### Goal A:
Copy the rows exactly, everything from the start of the rows down to the line that contains "The force sensor 204 is at (150, 556).", with both ends included.

****************

Far more than a mere chronological listing of past titleholders, The WWE Championship by Kevin Sullivan delves deep into the stories behind the most epic confrontations and memorable rivalries that helped shape the past, present and future of sports-entertainment. To tell these gripping tales of the squared circle, Sullivan reached out to the WWE Legends, Superstars and Hall of Famers themselves, speaking with the likes of Bret "Hit Man" Hart, Shawn Michaels, "Stone Cold" Steve Austin, Edge, John Cena and countless others who tell the tale of the illustrious title's lineage.
"It's a title history with the volume turned up," said Sullivan, who also penned the comprehensive WWE Encyclopedia. "There's stuff in this book that you're not going to find anywhere else."
Tasked with retelling nearly 50 years of WWE history in a single volume, Sullivan, a former WWE employee of 10 years, explained that the best approach was to treat the coveted title like a protagonist on a journey.
"It's a narrative, and the title is the character here," he said. "You start at the beginning and work your way to where we are today."
The unsung champions
"Nature Boy" Buddy Rogers. "Superstar" Billy Graham. Hulk Hogan."Stone Cold" Steve Austin. These are some of the names that immediately spring to mind when pondering the most influential competitors to hold the WWE Title. But in writing this book, Sullivan was determined to spotlight the WWE Champions that might be overlooked when considering the all-time greats.
Among the author's favorite WWE Title reigns? That of WWE Hall of Famer The Iron Sheik, which lasted just under a month from December 1983 to January 1984. The reviled Iranian Superstar was defeated by none other than Hulk Hogan, who would be instrumental in transforming WWE into the pop culture juggernaut it is today.
"The Iron Sheik helped kick off Hulkamania, and he was the bridge between two eras," argued Sullivan, noting that the Sheik's first and only WWE Title reign ended the six-year supremacy of straight-laced silent assassin Bob Backlund before ultimately ushering in a new breed of flashy, ultra-charismatic Superstars. "On paper, that [Iron Sheik] reign lasted just a few weeks, but there was so much more that went into it."
Behind the Superstars
While doing research for The WWE Championship, Sullivan was overwhelmed by the surprisingly candid stories from numerous past and present Superstars whose lives were profoundly affected by the title -- even if they never held it in an official capacity. "The Million Dollar Man" Ted DiBiase was one such competitor.

****************

### Goal B:
Repeat word for word everything in the article on the WWE Championship book from "Tasked with retelling" down to "on a journey.".

### Record list:
****************

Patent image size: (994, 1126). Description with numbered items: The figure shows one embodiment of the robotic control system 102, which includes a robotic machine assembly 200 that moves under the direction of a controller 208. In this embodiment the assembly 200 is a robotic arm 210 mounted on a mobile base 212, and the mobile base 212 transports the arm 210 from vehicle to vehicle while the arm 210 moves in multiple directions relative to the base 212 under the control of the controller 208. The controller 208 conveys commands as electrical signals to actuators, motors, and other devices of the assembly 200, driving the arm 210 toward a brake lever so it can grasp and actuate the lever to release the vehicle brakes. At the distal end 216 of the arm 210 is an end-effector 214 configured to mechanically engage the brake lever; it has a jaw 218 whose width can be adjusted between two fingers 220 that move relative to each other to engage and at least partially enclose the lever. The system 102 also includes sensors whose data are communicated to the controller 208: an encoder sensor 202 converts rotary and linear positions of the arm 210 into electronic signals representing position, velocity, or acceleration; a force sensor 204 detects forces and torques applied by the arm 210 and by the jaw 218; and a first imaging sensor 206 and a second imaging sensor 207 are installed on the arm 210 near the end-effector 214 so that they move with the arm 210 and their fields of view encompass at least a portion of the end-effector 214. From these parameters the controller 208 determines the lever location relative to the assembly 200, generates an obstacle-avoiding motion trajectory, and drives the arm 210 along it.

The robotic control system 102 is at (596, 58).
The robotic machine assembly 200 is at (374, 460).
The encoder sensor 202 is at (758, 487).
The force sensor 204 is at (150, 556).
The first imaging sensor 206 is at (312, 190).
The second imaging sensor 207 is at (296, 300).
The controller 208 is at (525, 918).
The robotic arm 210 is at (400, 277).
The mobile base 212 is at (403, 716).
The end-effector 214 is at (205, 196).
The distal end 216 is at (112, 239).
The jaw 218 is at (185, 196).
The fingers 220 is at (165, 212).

****************

### Expected answer A:
Patent image size: (994, 1126). Description with numbered items: The figure shows one embodiment of the robotic control system 102, which includes a robotic machine assembly 200 that moves under the direction of a controller 208. In this embodiment the assembly 200 is a robotic arm 210 mounted on a mobile base 212, and the mobile base 212 transports the arm 210 from vehicle to vehicle while the arm 210 moves in multiple directions relative to the base 212 under the control of the controller 208. The controller 208 conveys commands as electrical signals to actuators, motors, and other devices of the assembly 200, driving the arm 210 toward a brake lever so it can grasp and actuate the lever to release the vehicle brakes. At the distal end 216 of the arm 210 is an end-effector 214 configured to mechanically engage the brake lever; it has a jaw 218 whose width can be adjusted between two fingers 220 that move relative to each other to engage and at least partially enclose the lever. The system 102 also includes sensors whose data are communicated to the controller 208: an encoder sensor 202 converts rotary and linear positions of the arm 210 into electronic signals representing position, velocity, or acceleration; a force sensor 204 detects forces and torques applied by the arm 210 and by the jaw 218; and a first imaging sensor 206 and a second imaging sensor 207 are installed on the arm 210 near the end-effector 214 so that they move with the arm 210 and their fields of view encompass at least a portion of the end-effector 214. From these parameters the controller 208 determines the lever location relative to the assembly 200, generates an obstacle-avoiding motion trajectory, and drives the arm 210 along it.

The robotic control system 102 is at (596, 58).
The robotic machine assembly 200 is at (374, 460).
The encoder sensor 202 is at (758, 487).
The force sensor 204 is at (150, 556).

### Expected answer B:
Tasked with retelling nearly 50 years of WWE history in a single volume, Sullivan, a former WWE employee of 10 years, explained that the best approach was to treat the coveted title like a protagonist on a journey.